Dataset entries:

<<<<

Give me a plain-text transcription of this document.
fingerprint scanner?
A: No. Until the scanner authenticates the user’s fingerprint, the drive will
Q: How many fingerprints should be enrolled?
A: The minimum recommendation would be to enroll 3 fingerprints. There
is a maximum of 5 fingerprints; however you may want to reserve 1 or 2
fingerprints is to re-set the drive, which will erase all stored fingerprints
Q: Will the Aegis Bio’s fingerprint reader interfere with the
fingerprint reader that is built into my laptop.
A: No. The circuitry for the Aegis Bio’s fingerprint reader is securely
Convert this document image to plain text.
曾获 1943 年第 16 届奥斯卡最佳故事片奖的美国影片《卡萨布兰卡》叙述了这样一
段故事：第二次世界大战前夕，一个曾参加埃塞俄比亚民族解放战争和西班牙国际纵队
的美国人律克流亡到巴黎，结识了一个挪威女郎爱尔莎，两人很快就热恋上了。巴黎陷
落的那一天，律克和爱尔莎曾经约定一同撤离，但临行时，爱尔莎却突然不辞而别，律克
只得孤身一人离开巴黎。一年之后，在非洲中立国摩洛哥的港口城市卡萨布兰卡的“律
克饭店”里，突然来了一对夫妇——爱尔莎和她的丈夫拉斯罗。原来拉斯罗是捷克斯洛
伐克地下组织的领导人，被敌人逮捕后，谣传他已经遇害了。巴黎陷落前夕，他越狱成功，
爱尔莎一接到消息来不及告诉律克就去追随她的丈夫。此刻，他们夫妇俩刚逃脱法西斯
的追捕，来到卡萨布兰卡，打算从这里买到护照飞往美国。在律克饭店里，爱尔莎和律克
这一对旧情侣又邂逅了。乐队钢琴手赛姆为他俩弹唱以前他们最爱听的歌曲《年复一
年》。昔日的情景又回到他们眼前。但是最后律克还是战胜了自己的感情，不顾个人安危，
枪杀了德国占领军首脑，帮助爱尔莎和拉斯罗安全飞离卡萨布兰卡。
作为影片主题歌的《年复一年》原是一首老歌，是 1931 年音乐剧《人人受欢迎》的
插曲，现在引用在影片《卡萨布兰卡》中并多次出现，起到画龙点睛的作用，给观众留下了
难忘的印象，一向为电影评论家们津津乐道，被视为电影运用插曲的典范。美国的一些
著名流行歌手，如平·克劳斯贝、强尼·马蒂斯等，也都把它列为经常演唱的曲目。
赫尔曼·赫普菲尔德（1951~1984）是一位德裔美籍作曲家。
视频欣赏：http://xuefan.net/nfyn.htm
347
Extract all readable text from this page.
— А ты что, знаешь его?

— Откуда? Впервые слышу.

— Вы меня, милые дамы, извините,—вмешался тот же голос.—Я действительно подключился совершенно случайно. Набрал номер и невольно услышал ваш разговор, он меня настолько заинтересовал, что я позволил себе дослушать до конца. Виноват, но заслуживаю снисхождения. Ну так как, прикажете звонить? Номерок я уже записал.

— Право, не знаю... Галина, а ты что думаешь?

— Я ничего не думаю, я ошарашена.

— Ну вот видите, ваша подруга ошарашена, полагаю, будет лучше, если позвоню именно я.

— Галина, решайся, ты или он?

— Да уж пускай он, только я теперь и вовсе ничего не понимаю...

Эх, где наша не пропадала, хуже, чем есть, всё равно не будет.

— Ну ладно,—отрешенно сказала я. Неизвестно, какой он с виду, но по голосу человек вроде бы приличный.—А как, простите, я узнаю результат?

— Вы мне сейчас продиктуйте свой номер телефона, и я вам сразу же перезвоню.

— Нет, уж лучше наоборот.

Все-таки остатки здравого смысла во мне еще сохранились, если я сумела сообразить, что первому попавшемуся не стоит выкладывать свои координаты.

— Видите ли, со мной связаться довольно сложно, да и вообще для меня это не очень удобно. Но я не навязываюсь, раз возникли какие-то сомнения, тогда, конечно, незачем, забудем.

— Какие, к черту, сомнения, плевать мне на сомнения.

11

>>>>

● **Instructions to follow**: Repeat every record, keeping each word and mark exactly as it is.

● **Answer to the task**:
Give me a plain-text transcription of this document.
fingerprint scanner?
A: No. Until the scanner authenticates the user’s fingerprint, the drive will
Q: How many fingerprints should be enrolled?
A: The minimum recommendation would be to enroll 3 fingerprints. There
is a maximum of 5 fingerprints; however you may want to reserve 1 or 2
fingerprints is to re-set the drive, which will erase all stored fingerprints
Q: Will the Aegis Bio’s fingerprint reader interfere with the
fingerprint reader that is built into my laptop.
A: No. The circuitry for the Aegis Bio’s fingerprint reader is securely
Convert this document image to plain text.
曾获 1943 年第 16 届奥斯卡最佳故事片奖的美国影片《卡萨布兰卡》叙述了这样一
段故事：第二次世界大战前夕，一个曾参加埃塞俄比亚民族解放战争和西班牙国际纵队
的美国人律克流亡到巴黎，结识了一个挪威女郎爱尔莎，两人很快就热恋上了。巴黎陷
落的那一天，律克和爱尔莎曾经约定一同撤离，但临行时，爱尔莎却突然不辞而别，律克
只得孤身一人离开巴黎。一年之后，在非洲中立国摩洛哥的港口城市卡萨布兰卡的“律
克饭店”里，突然来了一对夫妇——爱尔莎和她的丈夫拉斯罗。原来拉斯罗是捷克斯洛
伐克地下组织的领导人，被敌人逮捕后，谣传他已经遇害了。巴黎陷落前夕，他越狱成功，
爱尔莎一接到消息来不及告诉律克就去追随她的丈夫。此刻，他们夫妇俩刚逃脱法西斯
的追捕，来到卡萨布兰卡，打算从这里买到护照飞往美国。在律克饭店里，爱尔莎和律克
这一对旧情侣又邂逅了。乐队钢琴手赛姆为他俩弹唱以前他们最爱听的歌曲《年复一
年》。昔日的情景又回到他们眼前。但是最后律克还是战胜了自己的感情，不顾个人安危，
枪杀了德国占领军首脑，帮助爱尔莎和拉斯罗安全飞离卡萨布兰卡。
作为影片主题歌的《年复一年》原是一首老歌，是 1931 年音乐剧《人人受欢迎》的
插曲，现在引用在影片《卡萨布兰卡》中并多次出现，起到画龙点睛的作用，给观众留下了
难忘的印象，一向为电影评论家们津津乐道，被视为电影运用插曲的典范。美国的一些
著名流行歌手，如平·克劳斯贝、强尼·马蒂斯等，也都把它列为经常演唱的曲目。
赫尔曼·赫普菲尔德（1951~1984）是一位德裔美籍作曲家。
视频欣赏：http://xuefan.net/nfyn.htm
347
Extract all readable text from this page.
— А ты что, знаешь его?

— Откуда? Впервые слышу.

— Вы меня, милые дамы, извините,—вмешался тот же голос.—Я действительно подключился совершенно случайно. Набрал номер и невольно услышал ваш разговор, он меня настолько заинтересовал, что я позволил себе дослушать до конца. Виноват, но заслуживаю снисхождения. Ну так как, прикажете звонить? Номерок я уже записал.

— Право, не знаю... Галина, а ты что думаешь?

— Я ничего не думаю, я ошарашена.

— Ну вот видите, ваша подруга ошарашена, полагаю, будет лучше, если позвоню именно я.

— Галина, решайся, ты или он?

— Да уж пускай он, только я теперь и вовсе ничего не понимаю...

Эх, где наша не пропадала, хуже, чем есть, всё равно не будет.

— Ну ладно,—отрешенно сказала я. Неизвестно, какой он с виду, но по голосу человек вроде бы приличный.—А как, простите, я узнаю результат?

— Вы мне сейчас продиктуйте свой номер телефона, и я вам сразу же перезвоню.

— Нет, уж лучше наоборот.

Все-таки остатки здравого смысла во мне еще сохранились, если я сумела сообразить, что первому попавшемуся не стоит выкладывать свои координаты.

— Видите ли, со мной связаться довольно сложно, да и вообще для меня это не очень удобно. Но я не навязываюсь, раз возникли какие-то сомнения, тогда, конечно, незачем, забудем.

— Какие, к черту, сомнения, плевать мне на сомнения.

11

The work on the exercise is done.